* [What you need to do]:
An exact copy of every record is needed.

* [Given information]:
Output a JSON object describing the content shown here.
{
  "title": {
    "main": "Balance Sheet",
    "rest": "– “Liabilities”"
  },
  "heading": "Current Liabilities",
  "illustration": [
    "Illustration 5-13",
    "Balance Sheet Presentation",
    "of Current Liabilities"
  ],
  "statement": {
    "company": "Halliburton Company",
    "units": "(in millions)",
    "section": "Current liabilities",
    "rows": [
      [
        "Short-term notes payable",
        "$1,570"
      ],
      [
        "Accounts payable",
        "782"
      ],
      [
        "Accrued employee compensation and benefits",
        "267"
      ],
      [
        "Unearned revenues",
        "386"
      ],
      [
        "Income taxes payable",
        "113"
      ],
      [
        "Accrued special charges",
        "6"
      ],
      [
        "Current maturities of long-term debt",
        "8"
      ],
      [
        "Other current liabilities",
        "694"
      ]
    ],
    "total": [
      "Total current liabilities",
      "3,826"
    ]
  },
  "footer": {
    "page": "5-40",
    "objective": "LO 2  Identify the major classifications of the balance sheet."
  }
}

* [Correct result]:
Output a JSON object describing the content shown here.
{
  "title": {
    "main": "Balance Sheet",
    "rest": "– “Liabilities”"
  },
  "heading": "Current Liabilities",
  "illustration": [
    "Illustration 5-13",
    "Balance Sheet Presentation",
    "of Current Liabilities"
  ],
  "statement": {
    "company": "Halliburton Company",
    "units": "(in millions)",
    "section": "Current liabilities",
    "rows": [
      [
        "Short-term notes payable",
        "$1,570"
      ],
      [
        "Accounts payable",
        "782"
      ],
      [
        "Accrued employee compensation and benefits",
        "267"
      ],
      [
        "Unearned revenues",
        "386"
      ],
      [
        "Income taxes payable",
        "113"
      ],
      [
        "Accrued special charges",
        "6"
      ],
      [
        "Current maturities of long-term debt",
        "8"
      ],
      [
        "Other current liabilities",
        "694"
      ]
    ],
    "total": [
      "Total current liabilities",
      "3,826"
    ]
  },
  "footer": {
    "page": "5-40",
    "objective": "LO 2  Identify the major classifications of the balance sheet."
  }
}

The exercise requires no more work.